== Problem description ==
Output the entries verbatim, including every line.

== Records to use ==
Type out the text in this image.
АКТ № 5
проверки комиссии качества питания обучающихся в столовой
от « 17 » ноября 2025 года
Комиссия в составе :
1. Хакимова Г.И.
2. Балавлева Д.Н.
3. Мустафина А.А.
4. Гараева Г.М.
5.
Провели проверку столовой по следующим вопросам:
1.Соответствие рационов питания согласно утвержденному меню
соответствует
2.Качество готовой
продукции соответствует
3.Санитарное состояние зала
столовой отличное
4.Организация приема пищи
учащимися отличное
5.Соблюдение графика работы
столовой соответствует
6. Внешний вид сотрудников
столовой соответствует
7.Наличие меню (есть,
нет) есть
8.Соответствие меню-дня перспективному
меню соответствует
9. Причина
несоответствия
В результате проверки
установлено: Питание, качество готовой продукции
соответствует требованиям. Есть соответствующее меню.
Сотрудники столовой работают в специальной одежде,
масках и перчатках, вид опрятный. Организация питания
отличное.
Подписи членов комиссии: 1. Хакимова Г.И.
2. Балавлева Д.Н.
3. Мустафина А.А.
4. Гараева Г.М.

== Full solution ==
Type out the text in this image.
АКТ № 5
проверки комиссии качества питания обучающихся в столовой
от « 17 » ноября 2025 года
Комиссия в составе :
1. Хакимова Г.И.
2. Балавлева Д.Н.
3. Мустафина А.А.
4. Гараева Г.М.
5.
Провели проверку столовой по следующим вопросам:
1.Соответствие рационов питания согласно утвержденному меню
соответствует
2.Качество готовой
продукции соответствует
3.Санитарное состояние зала
столовой отличное
4.Организация приема пищи
учащимися отличное
5.Соблюдение графика работы
столовой соответствует
6. Внешний вид сотрудников
столовой соответствует
7.Наличие меню (есть,
нет) есть
8.Соответствие меню-дня перспективному
меню соответствует
9. Причина
несоответствия
В результате проверки
установлено: Питание, качество готовой продукции
соответствует требованиям. Есть соответствующее меню.
Сотрудники столовой работают в специальной одежде,
масках и перчатках, вид опрятный. Организация питания
отличное.
Подписи членов комиссии: 1. Хакимова Г.И.
2. Балавлева Д.Н.
3. Мустафина А.А.
4. Гараева Г.М.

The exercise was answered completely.